Data provided
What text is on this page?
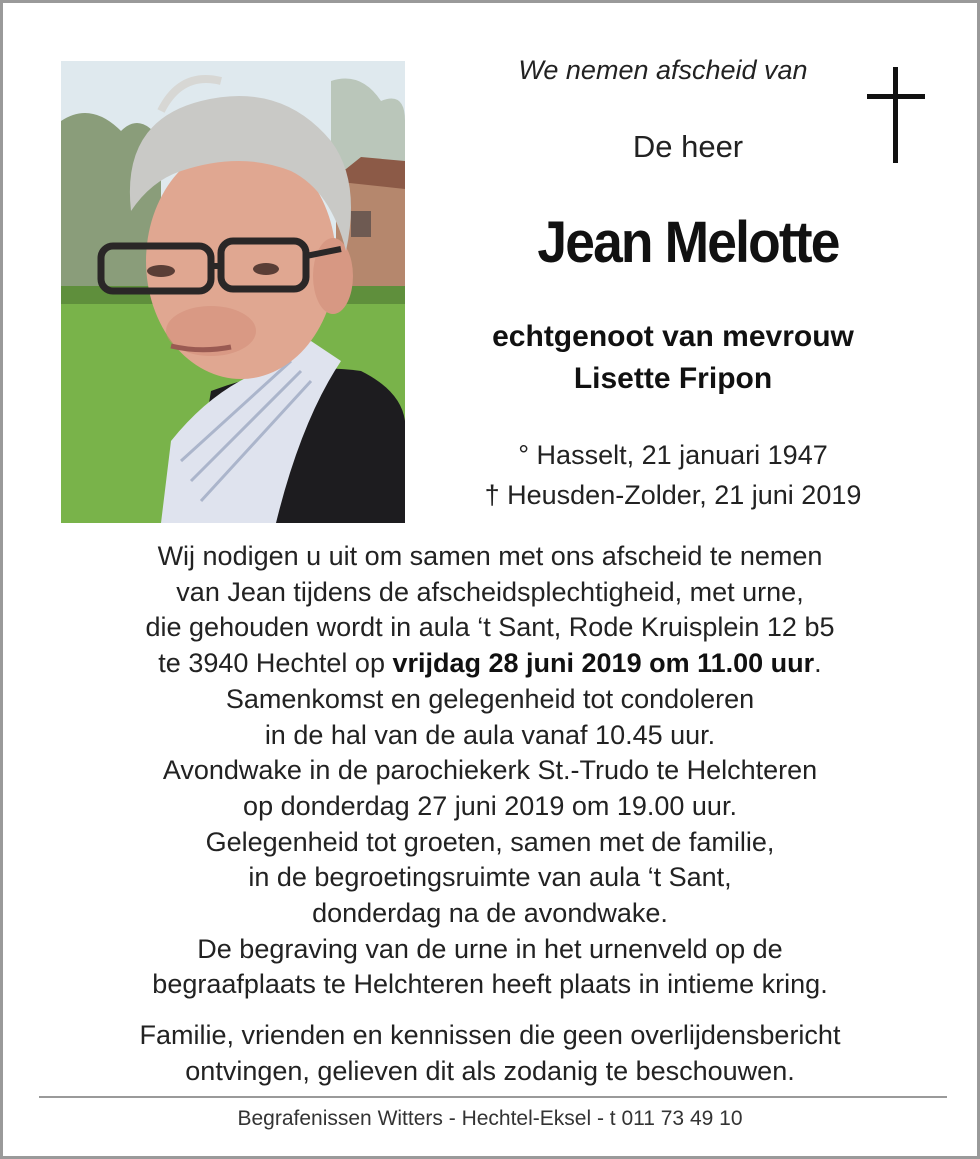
We nemen afscheid van
De heer
Jean Melotte
echtgenoot van mevrouw
Lisette Fripon
° Hasselt, 21 januari 1947
† Heusden-Zolder, 21 juni 2019
Wij nodigen u uit om samen met ons afscheid te nemen
van Jean tijdens de afscheidsplechtigheid, met urne,
die gehouden wordt in aula ‘t Sant, Rode Kruisplein 12 b5
te 3940 Hechtel op vrijdag 28 juni 2019 om 11.00 uur.
Samenkomst en gelegenheid tot condoleren
in de hal van de aula vanaf 10.45 uur.
Avondwake in de parochiekerk St.-Trudo te Helchteren
op donderdag 27 juni 2019 om 19.00 uur.
Gelegenheid tot groeten, samen met de familie,
in de begroetingsruimte van aula ‘t Sant,
donderdag na de avondwake.
De begraving van de urne in het urnenveld op de
begraafplaats te Helchteren heeft plaats in intieme kring.
Familie, vrienden en kennissen die geen overlijdensbericht
ontvingen, gelieven dit als zodanig te beschouwen.
Begrafenissen Witters - Hechtel-Eksel - t 011 73 49 10
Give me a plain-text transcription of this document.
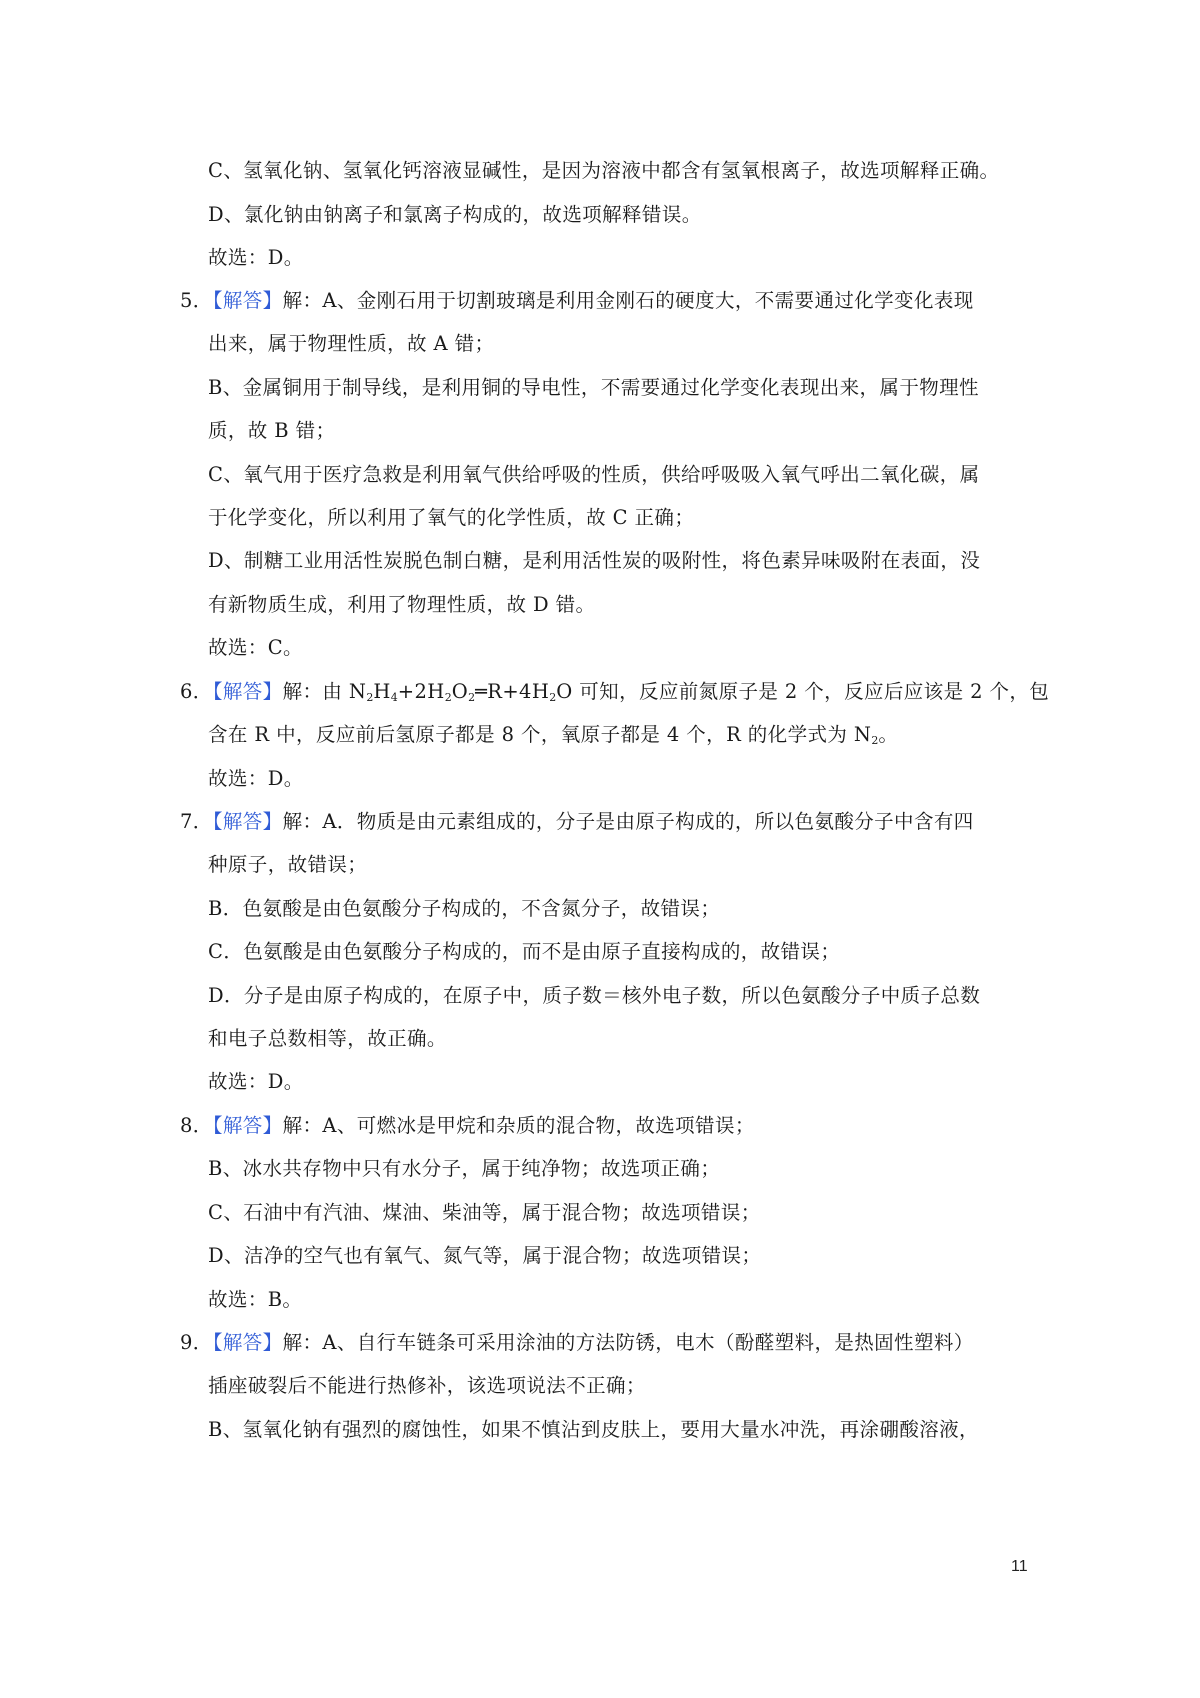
C、氢氧化钠、氢氧化钙溶液显碱性，是因为溶液中都含有氢氧根离子，故选项解释正确。
D、氯化钠由钠离子和氯离子构成的，故选项解释错误。
故选：D。
5．【解答】解：A、金刚石用于切割玻璃是利用金刚石的硬度大，不需要通过化学变化表现
出来，属于物理性质，故 A 错；
B、金属铜用于制导线，是利用铜的导电性，不需要通过化学变化表现出来，属于物理性
质，故 B 错；
C、氧气用于医疗急救是利用氧气供给呼吸的性质，供给呼吸吸入氧气呼出二氧化碳，属
于化学变化，所以利用了氧气的化学性质，故 C 正确；
D、制糖工业用活性炭脱色制白糖，是利用活性炭的吸附性，将色素异味吸附在表面，没
有新物质生成，利用了物理性质，故 D 错。
故选：C。
6．【解答】解：由 $N_2H_4+2H_2O_2═R+4H_2O$ 可知，反应前氮原子是 2 个，反应后应该是 2 个，包
含在 R 中，反应前后氢原子都是 8 个，氧原子都是 4 个，R 的化学式为 $N_2$。
故选：D。
7．【解答】解：A．物质是由元素组成的，分子是由原子构成的，所以色氨酸分子中含有四
种原子，故错误；
B．色氨酸是由色氨酸分子构成的，不含氮分子，故错误；
C．色氨酸是由色氨酸分子构成的，而不是由原子直接构成的，故错误；
D．分子是由原子构成的，在原子中，质子数＝核外电子数，所以色氨酸分子中质子总数
和电子总数相等，故正确。
故选：D。
8．【解答】解：A、可燃冰是甲烷和杂质的混合物，故选项错误；
B、冰水共存物中只有水分子，属于纯净物；故选项正确；
C、石油中有汽油、煤油、柴油等，属于混合物；故选项错误；
D、洁净的空气也有氧气、氮气等，属于混合物；故选项错误；
故选：B。
9．【解答】解：A、自行车链条可采用涂油的方法防锈，电木（酚醛塑料，是热固性塑料）
插座破裂后不能进行热修补，该选项说法不正确；
B、氢氧化钠有强烈的腐蚀性，如果不慎沾到皮肤上，要用大量水冲洗，再涂硼酸溶液，
11
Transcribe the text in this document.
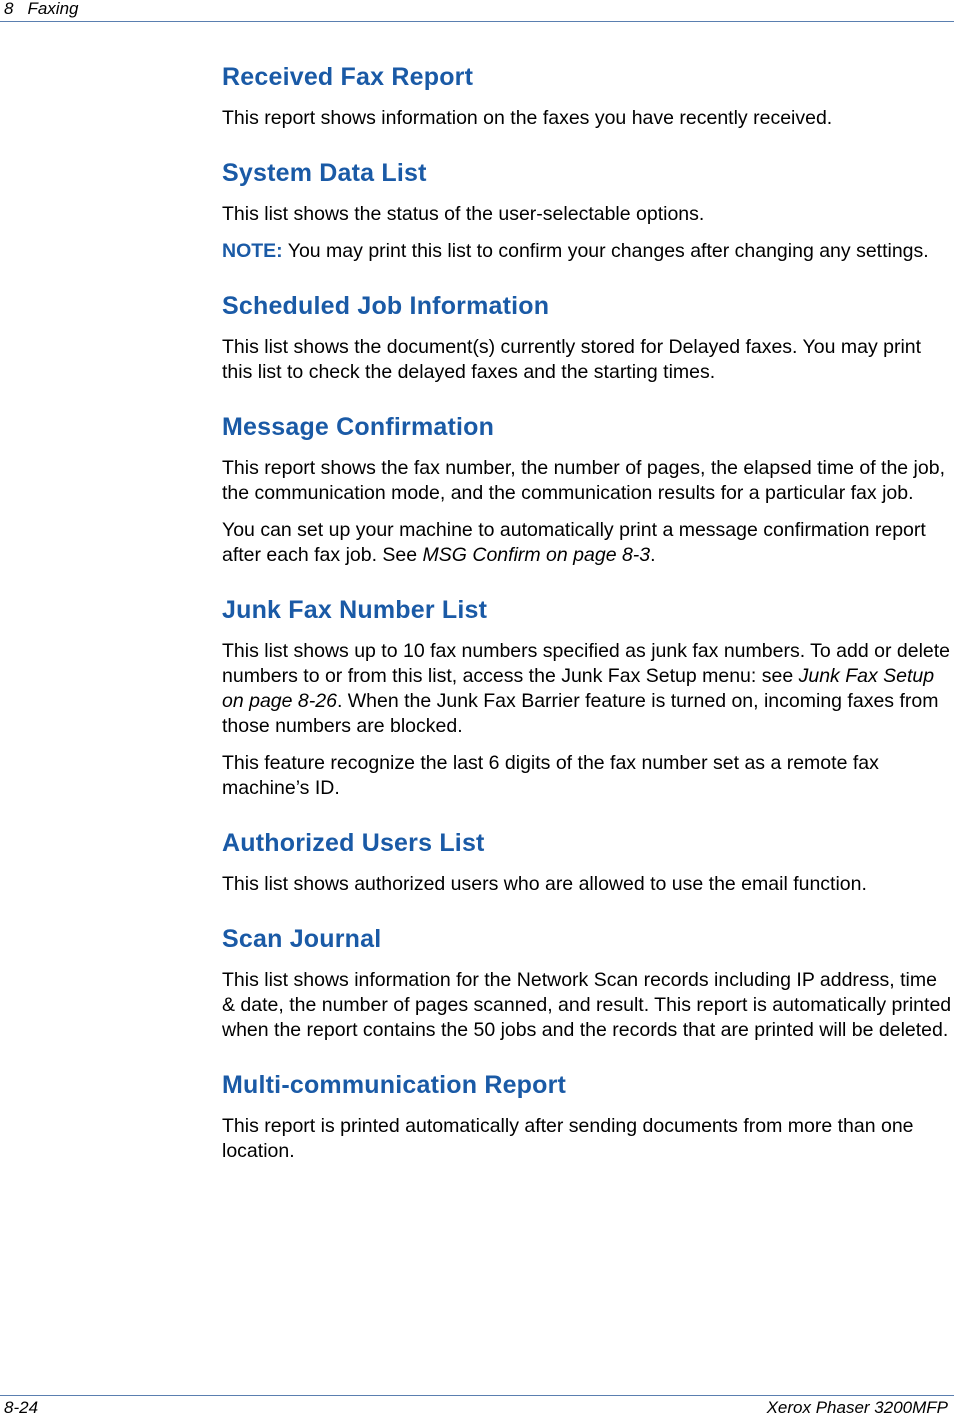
8 Faxing
Received Fax Report

This report shows information on the faxes you have recently received.

System Data List

This list shows the status of the user-selectable options.

NOTE: You may print this list to confirm your changes after changing any settings.

Scheduled Job Information

This list shows the document(s) currently stored for Delayed faxes. You may print this list to check the delayed faxes and the starting times.

Message Confirmation

This report shows the fax number, the number of pages, the elapsed time of the job, the communication mode, and the communication results for a particular fax job.

You can set up your machine to automatically print a message confirmation report after each fax job. See MSG Confirm on page 8-3.

Junk Fax Number List

This list shows up to 10 fax numbers specified as junk fax numbers. To add or delete numbers to or from this list, access the Junk Fax Setup menu: see Junk Fax Setup on page 8-26. When the Junk Fax Barrier feature is turned on, incoming faxes from those numbers are blocked.

This feature recognize the last 6 digits of the fax number set as a remote fax machine’s ID.

Authorized Users List

This list shows authorized users who are allowed to use the email function.

Scan Journal

This list shows information for the Network Scan records including IP address, time & date, the number of pages scanned, and result. This report is automatically printed when the report contains the 50 jobs and the records that are printed will be deleted.

Multi-communication Report

This report is printed automatically after sending documents from more than one location.

8-24	Xerox Phaser 3200MFP
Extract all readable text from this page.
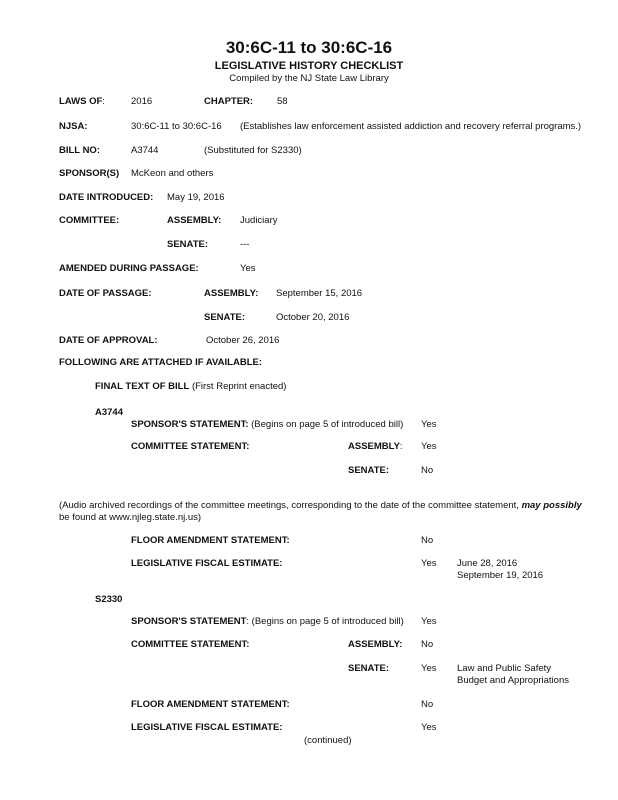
30:6C-11 to 30:6C-16
LEGISLATIVE HISTORY CHECKLIST
Compiled by the NJ State Law Library
LAWS OF:	2016	CHAPTER:	58
NJSA:	30:6C-11 to 30:6C-16 (Establishes law enforcement assisted addiction and recovery referral programs.)
BILL NO:	A3744	(Substituted for S2330)
SPONSOR(S) McKeon and others
DATE INTRODUCED: May 19, 2016
COMMITTEE:	ASSEMBLY: Judiciary
SENATE:	---
AMENDED DURING PASSAGE:	Yes
DATE OF PASSAGE:	ASSEMBLY: September 15, 2016
SENATE:	October 20, 2016
DATE OF APPROVAL:	October 26, 2016
FOLLOWING ARE ATTACHED IF AVAILABLE:
FINAL TEXT OF BILL (First Reprint enacted)
A3744
SPONSOR'S STATEMENT: (Begins on page 5 of introduced bill) Yes
COMMITTEE STATEMENT:	ASSEMBLY: Yes
SENATE:	No
(Audio archived recordings of the committee meetings, corresponding to the date of the committee statement, may possibly
be found at www.njleg.state.nj.us)
FLOOR AMENDMENT STATEMENT:	No
LEGISLATIVE FISCAL ESTIMATE:	Yes June 28, 2016
September 19, 2016
S2330
SPONSOR'S STATEMENT: (Begins on page 5 of introduced bill) Yes
COMMITTEE STATEMENT:	ASSEMBLY: No
SENATE:	Yes Law and Public Safety
Budget and Appropriations
FLOOR AMENDMENT STATEMENT:	No
LEGISLATIVE FISCAL ESTIMATE:	Yes
(continued)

Direction
Pull out the lines above in which the word "after" appears.

Result
NOTE: You may print this list to confirm your changes after changing any settings.
You can set up your machine to automatically print a message confirmation report after each fax job. See MSG Confirm on page 8-3.
This report is printed automatically after sending documents from more than one location.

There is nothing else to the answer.